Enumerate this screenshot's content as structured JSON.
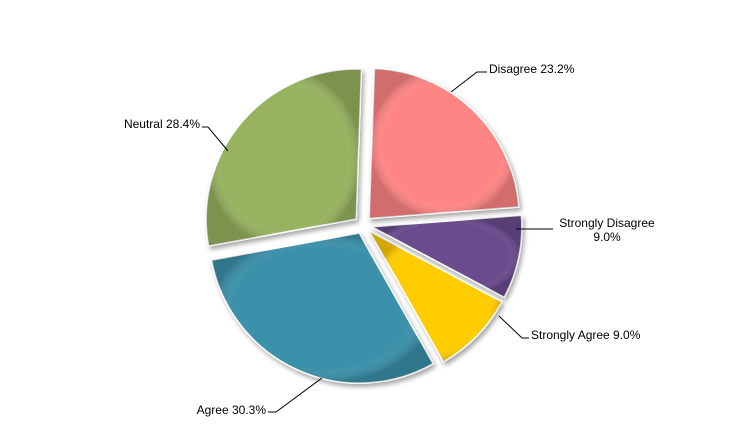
{
  "chart_data": {
    "type": "pie",
    "style": "exploded 3d-bevel",
    "slices": [
      {
        "label": "Disagree",
        "value": 23.2,
        "label_text": "Disagree 23.2%",
        "color": "#FF8585"
      },
      {
        "label": "Strongly Disagree",
        "value": 9.0,
        "label_lines": [
          "Strongly Disagree",
          "9.0%"
        ],
        "color": "#6A4C8E"
      },
      {
        "label": "Strongly Agree",
        "value": 9.0,
        "label_text": "Strongly Agree 9.0%",
        "color": "#FFCC00"
      },
      {
        "label": "Agree",
        "value": 30.3,
        "label_text": "Agree 30.3%",
        "color": "#3A91AA"
      },
      {
        "label": "Neutral",
        "value": 28.4,
        "label_text": "Neutral 28.4%",
        "color": "#97B35F"
      }
    ]
  }
}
______________________________
* **REQUIRED TASK**: Looking at the material above, count the lines that hold "Neutral" and give the total alone.

* **RESULT OF THIS EXERCISE**: 2